▸ Listed entries
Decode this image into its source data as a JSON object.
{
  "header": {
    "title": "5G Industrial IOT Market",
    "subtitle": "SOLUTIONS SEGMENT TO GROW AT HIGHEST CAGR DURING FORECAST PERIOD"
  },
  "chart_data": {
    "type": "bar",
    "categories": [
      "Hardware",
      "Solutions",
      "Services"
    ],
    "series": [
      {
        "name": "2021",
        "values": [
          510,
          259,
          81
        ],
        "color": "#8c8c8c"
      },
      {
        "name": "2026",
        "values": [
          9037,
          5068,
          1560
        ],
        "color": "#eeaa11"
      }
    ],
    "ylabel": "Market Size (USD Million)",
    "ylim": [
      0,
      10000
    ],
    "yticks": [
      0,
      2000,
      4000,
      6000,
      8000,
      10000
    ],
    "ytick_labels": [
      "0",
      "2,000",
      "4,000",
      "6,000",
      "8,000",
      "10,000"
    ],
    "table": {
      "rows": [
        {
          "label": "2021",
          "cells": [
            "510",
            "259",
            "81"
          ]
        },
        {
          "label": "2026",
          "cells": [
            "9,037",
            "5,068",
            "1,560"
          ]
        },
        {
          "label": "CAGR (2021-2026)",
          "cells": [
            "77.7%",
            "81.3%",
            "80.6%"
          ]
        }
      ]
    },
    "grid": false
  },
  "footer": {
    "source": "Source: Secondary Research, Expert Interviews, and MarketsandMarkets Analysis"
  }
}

▸ Exercise task
Please output the entries above, every line exactly as it reads.

▸ Output for this task
Decode this image into its source data as a JSON object.
{
  "header": {
    "title": "5G Industrial IOT Market",
    "subtitle": "SOLUTIONS SEGMENT TO GROW AT HIGHEST CAGR DURING FORECAST PERIOD"
  },
  "chart_data": {
    "type": "bar",
    "categories": [
      "Hardware",
      "Solutions",
      "Services"
    ],
    "series": [
      {
        "name": "2021",
        "values": [
          510,
          259,
          81
        ],
        "color": "#8c8c8c"
      },
      {
        "name": "2026",
        "values": [
          9037,
          5068,
          1560
        ],
        "color": "#eeaa11"
      }
    ],
    "ylabel": "Market Size (USD Million)",
    "ylim": [
      0,
      10000
    ],
    "yticks": [
      0,
      2000,
      4000,
      6000,
      8000,
      10000
    ],
    "ytick_labels": [
      "0",
      "2,000",
      "4,000",
      "6,000",
      "8,000",
      "10,000"
    ],
    "table": {
      "rows": [
        {
          "label": "2021",
          "cells": [
            "510",
            "259",
            "81"
          ]
        },
        {
          "label": "2026",
          "cells": [
            "9,037",
            "5,068",
            "1,560"
          ]
        },
        {
          "label": "CAGR (2021-2026)",
          "cells": [
            "77.7%",
            "81.3%",
            "80.6%"
          ]
        }
      ]
    },
    "grid": false
  },
  "footer": {
    "source": "Source: Secondary Research, Expert Interviews, and MarketsandMarkets Analysis"
  }
}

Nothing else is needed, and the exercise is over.